# What is expected
Extract the full set of records, then give each one again exactly.

# Exercise materials
• • • • • • •

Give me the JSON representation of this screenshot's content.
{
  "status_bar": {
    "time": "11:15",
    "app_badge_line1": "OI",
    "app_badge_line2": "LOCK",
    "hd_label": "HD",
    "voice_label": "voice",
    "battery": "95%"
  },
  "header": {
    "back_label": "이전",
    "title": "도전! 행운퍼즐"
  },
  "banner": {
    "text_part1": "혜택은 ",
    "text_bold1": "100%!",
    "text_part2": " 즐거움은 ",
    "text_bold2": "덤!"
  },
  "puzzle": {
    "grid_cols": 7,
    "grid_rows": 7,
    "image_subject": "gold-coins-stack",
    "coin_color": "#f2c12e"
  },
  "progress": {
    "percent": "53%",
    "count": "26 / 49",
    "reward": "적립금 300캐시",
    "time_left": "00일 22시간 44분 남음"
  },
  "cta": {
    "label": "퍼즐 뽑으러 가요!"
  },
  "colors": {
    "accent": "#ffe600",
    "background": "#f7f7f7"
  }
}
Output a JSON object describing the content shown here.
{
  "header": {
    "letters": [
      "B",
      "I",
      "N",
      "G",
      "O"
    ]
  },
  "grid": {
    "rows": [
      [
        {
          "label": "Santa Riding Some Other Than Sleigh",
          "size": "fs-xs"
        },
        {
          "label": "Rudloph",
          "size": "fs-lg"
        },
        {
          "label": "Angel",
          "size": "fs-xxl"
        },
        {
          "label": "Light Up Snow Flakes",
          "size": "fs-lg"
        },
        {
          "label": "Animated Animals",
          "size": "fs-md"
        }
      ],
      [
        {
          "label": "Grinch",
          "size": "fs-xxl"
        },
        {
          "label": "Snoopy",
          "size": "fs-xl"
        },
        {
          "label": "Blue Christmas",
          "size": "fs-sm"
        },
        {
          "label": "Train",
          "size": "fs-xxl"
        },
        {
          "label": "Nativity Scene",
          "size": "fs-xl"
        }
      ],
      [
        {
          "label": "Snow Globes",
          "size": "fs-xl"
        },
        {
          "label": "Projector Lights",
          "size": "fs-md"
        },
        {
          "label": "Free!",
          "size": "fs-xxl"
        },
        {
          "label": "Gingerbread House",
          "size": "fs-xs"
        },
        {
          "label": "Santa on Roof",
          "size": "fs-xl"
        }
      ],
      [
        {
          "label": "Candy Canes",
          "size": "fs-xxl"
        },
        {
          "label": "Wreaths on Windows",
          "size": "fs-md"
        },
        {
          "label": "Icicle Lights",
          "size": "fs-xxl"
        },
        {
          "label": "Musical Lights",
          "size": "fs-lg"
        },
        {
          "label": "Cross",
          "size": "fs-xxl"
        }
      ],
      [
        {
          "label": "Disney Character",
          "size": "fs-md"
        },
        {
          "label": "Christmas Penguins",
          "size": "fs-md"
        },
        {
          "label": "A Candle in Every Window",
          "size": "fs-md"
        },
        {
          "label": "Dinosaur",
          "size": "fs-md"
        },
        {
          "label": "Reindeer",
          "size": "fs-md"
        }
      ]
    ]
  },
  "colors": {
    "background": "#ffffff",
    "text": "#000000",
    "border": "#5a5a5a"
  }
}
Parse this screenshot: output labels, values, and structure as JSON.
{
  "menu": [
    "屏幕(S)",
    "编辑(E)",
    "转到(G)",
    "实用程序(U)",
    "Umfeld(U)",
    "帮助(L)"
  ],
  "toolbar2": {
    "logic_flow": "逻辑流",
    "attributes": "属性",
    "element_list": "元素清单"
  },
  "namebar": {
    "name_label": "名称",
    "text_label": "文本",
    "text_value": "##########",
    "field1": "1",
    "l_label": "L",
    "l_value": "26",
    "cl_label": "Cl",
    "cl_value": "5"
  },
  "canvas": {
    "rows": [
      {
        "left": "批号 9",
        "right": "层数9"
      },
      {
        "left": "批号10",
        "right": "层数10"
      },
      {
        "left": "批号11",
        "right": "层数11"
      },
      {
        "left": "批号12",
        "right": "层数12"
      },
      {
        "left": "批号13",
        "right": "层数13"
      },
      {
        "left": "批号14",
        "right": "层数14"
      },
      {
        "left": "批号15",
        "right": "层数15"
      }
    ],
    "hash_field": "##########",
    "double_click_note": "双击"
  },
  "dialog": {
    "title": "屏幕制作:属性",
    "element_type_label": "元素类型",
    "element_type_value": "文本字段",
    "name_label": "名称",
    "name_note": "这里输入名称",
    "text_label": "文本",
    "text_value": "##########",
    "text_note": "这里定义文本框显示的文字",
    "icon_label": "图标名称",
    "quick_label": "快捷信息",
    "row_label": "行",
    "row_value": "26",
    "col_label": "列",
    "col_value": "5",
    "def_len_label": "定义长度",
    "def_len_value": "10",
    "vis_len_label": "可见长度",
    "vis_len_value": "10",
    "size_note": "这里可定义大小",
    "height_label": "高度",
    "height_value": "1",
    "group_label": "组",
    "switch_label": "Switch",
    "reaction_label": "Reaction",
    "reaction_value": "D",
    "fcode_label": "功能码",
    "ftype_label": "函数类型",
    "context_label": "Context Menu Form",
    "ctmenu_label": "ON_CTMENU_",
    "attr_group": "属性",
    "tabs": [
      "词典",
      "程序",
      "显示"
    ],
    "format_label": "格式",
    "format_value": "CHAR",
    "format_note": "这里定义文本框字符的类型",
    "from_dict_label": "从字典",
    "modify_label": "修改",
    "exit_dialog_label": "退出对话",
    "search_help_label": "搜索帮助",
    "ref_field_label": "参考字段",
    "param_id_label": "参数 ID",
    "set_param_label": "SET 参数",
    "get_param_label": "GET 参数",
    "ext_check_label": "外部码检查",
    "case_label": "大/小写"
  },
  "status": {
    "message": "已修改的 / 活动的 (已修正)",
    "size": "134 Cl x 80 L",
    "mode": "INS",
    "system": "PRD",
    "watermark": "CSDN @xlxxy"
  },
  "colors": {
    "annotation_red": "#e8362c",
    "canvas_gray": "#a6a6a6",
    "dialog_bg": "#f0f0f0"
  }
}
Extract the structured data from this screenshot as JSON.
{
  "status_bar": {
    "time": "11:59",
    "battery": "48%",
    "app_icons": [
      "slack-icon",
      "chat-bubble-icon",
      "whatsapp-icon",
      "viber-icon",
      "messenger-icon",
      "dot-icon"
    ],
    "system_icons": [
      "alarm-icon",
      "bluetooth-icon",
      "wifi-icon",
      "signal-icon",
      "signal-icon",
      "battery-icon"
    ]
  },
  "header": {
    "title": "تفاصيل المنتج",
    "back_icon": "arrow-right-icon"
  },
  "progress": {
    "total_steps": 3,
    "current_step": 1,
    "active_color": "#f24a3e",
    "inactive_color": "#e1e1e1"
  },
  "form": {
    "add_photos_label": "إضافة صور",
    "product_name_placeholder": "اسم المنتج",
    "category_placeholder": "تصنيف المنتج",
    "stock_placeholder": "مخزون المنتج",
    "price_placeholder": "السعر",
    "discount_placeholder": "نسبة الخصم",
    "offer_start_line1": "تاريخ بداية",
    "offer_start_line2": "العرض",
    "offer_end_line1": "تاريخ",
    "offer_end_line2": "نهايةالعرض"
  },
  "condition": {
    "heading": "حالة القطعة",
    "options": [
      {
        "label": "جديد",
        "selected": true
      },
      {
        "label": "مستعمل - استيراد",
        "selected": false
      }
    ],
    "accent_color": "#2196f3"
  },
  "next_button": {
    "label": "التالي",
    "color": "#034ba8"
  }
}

• • • • • • •

# Full solution
Give me the JSON representation of this screenshot's content.
{
  "status_bar": {
    "time": "11:15",
    "app_badge_line1": "OI",
    "app_badge_line2": "LOCK",
    "hd_label": "HD",
    "voice_label": "voice",
    "battery": "95%"
  },
  "header": {
    "back_label": "이전",
    "title": "도전! 행운퍼즐"
  },
  "banner": {
    "text_part1": "혜택은 ",
    "text_bold1": "100%!",
    "text_part2": " 즐거움은 ",
    "text_bold2": "덤!"
  },
  "puzzle": {
    "grid_cols": 7,
    "grid_rows": 7,
    "image_subject": "gold-coins-stack",
    "coin_color": "#f2c12e"
  },
  "progress": {
    "percent": "53%",
    "count": "26 / 49",
    "reward": "적립금 300캐시",
    "time_left": "00일 22시간 44분 남음"
  },
  "cta": {
    "label": "퍼즐 뽑으러 가요!"
  },
  "colors": {
    "accent": "#ffe600",
    "background": "#f7f7f7"
  }
}
Output a JSON object describing the content shown here.
{
  "header": {
    "letters": [
      "B",
      "I",
      "N",
      "G",
      "O"
    ]
  },
  "grid": {
    "rows": [
      [
        {
          "label": "Santa Riding Some Other Than Sleigh",
          "size": "fs-xs"
        },
        {
          "label": "Rudloph",
          "size": "fs-lg"
        },
        {
          "label": "Angel",
          "size": "fs-xxl"
        },
        {
          "label": "Light Up Snow Flakes",
          "size": "fs-lg"
        },
        {
          "label": "Animated Animals",
          "size": "fs-md"
        }
      ],
      [
        {
          "label": "Grinch",
          "size": "fs-xxl"
        },
        {
          "label": "Snoopy",
          "size": "fs-xl"
        },
        {
          "label": "Blue Christmas",
          "size": "fs-sm"
        },
        {
          "label": "Train",
          "size": "fs-xxl"
        },
        {
          "label": "Nativity Scene",
          "size": "fs-xl"
        }
      ],
      [
        {
          "label": "Snow Globes",
          "size": "fs-xl"
        },
        {
          "label": "Projector Lights",
          "size": "fs-md"
        },
        {
          "label": "Free!",
          "size": "fs-xxl"
        },
        {
          "label": "Gingerbread House",
          "size": "fs-xs"
        },
        {
          "label": "Santa on Roof",
          "size": "fs-xl"
        }
      ],
      [
        {
          "label": "Candy Canes",
          "size": "fs-xxl"
        },
        {
          "label": "Wreaths on Windows",
          "size": "fs-md"
        },
        {
          "label": "Icicle Lights",
          "size": "fs-xxl"
        },
        {
          "label": "Musical Lights",
          "size": "fs-lg"
        },
        {
          "label": "Cross",
          "size": "fs-xxl"
        }
      ],
      [
        {
          "label": "Disney Character",
          "size": "fs-md"
        },
        {
          "label": "Christmas Penguins",
          "size": "fs-md"
        },
        {
          "label": "A Candle in Every Window",
          "size": "fs-md"
        },
        {
          "label": "Dinosaur",
          "size": "fs-md"
        },
        {
          "label": "Reindeer",
          "size": "fs-md"
        }
      ]
    ]
  },
  "colors": {
    "background": "#ffffff",
    "text": "#000000",
    "border": "#5a5a5a"
  }
}
Parse this screenshot: output labels, values, and structure as JSON.
{
  "menu": [
    "屏幕(S)",
    "编辑(E)",
    "转到(G)",
    "实用程序(U)",
    "Umfeld(U)",
    "帮助(L)"
  ],
  "toolbar2": {
    "logic_flow": "逻辑流",
    "attributes": "属性",
    "element_list": "元素清单"
  },
  "namebar": {
    "name_label": "名称",
    "text_label": "文本",
    "text_value": "##########",
    "field1": "1",
    "l_label": "L",
    "l_value": "26",
    "cl_label": "Cl",
    "cl_value": "5"
  },
  "canvas": {
    "rows": [
      {
        "left": "批号 9",
        "right": "层数9"
      },
      {
        "left": "批号10",
        "right": "层数10"
      },
      {
        "left": "批号11",
        "right": "层数11"
      },
      {
        "left": "批号12",
        "right": "层数12"
      },
      {
        "left": "批号13",
        "right": "层数13"
      },
      {
        "left": "批号14",
        "right": "层数14"
      },
      {
        "left": "批号15",
        "right": "层数15"
      }
    ],
    "hash_field": "##########",
    "double_click_note": "双击"
  },
  "dialog": {
    "title": "屏幕制作:属性",
    "element_type_label": "元素类型",
    "element_type_value": "文本字段",
    "name_label": "名称",
    "name_note": "这里输入名称",
    "text_label": "文本",
    "text_value": "##########",
    "text_note": "这里定义文本框显示的文字",
    "icon_label": "图标名称",
    "quick_label": "快捷信息",
    "row_label": "行",
    "row_value": "26",
    "col_label": "列",
    "col_value": "5",
    "def_len_label": "定义长度",
    "def_len_value": "10",
    "vis_len_label": "可见长度",
    "vis_len_value": "10",
    "size_note": "这里可定义大小",
    "height_label": "高度",
    "height_value": "1",
    "group_label": "组",
    "switch_label": "Switch",
    "reaction_label": "Reaction",
    "reaction_value": "D",
    "fcode_label": "功能码",
    "ftype_label": "函数类型",
    "context_label": "Context Menu Form",
    "ctmenu_label": "ON_CTMENU_",
    "attr_group": "属性",
    "tabs": [
      "词典",
      "程序",
      "显示"
    ],
    "format_label": "格式",
    "format_value": "CHAR",
    "format_note": "这里定义文本框字符的类型",
    "from_dict_label": "从字典",
    "modify_label": "修改",
    "exit_dialog_label": "退出对话",
    "search_help_label": "搜索帮助",
    "ref_field_label": "参考字段",
    "param_id_label": "参数 ID",
    "set_param_label": "SET 参数",
    "get_param_label": "GET 参数",
    "ext_check_label": "外部码检查",
    "case_label": "大/小写"
  },
  "status": {
    "message": "已修改的 / 活动的 (已修正)",
    "size": "134 Cl x 80 L",
    "mode": "INS",
    "system": "PRD",
    "watermark": "CSDN @xlxxy"
  },
  "colors": {
    "annotation_red": "#e8362c",
    "canvas_gray": "#a6a6a6",
    "dialog_bg": "#f0f0f0"
  }
}
Extract the structured data from this screenshot as JSON.
{
  "status_bar": {
    "time": "11:59",
    "battery": "48%",
    "app_icons": [
      "slack-icon",
      "chat-bubble-icon",
      "whatsapp-icon",
      "viber-icon",
      "messenger-icon",
      "dot-icon"
    ],
    "system_icons": [
      "alarm-icon",
      "bluetooth-icon",
      "wifi-icon",
      "signal-icon",
      "signal-icon",
      "battery-icon"
    ]
  },
  "header": {
    "title": "تفاصيل المنتج",
    "back_icon": "arrow-right-icon"
  },
  "progress": {
    "total_steps": 3,
    "current_step": 1,
    "active_color": "#f24a3e",
    "inactive_color": "#e1e1e1"
  },
  "form": {
    "add_photos_label": "إضافة صور",
    "product_name_placeholder": "اسم المنتج",
    "category_placeholder": "تصنيف المنتج",
    "stock_placeholder": "مخزون المنتج",
    "price_placeholder": "السعر",
    "discount_placeholder": "نسبة الخصم",
    "offer_start_line1": "تاريخ بداية",
    "offer_start_line2": "العرض",
    "offer_end_line1": "تاريخ",
    "offer_end_line2": "نهايةالعرض"
  },
  "condition": {
    "heading": "حالة القطعة",
    "options": [
      {
        "label": "جديد",
        "selected": true
      },
      {
        "label": "مستعمل - استيراد",
        "selected": false
      }
    ],
    "accent_color": "#2196f3"
  },
  "next_button": {
    "label": "التالي",
    "color": "#034ba8"
  }
}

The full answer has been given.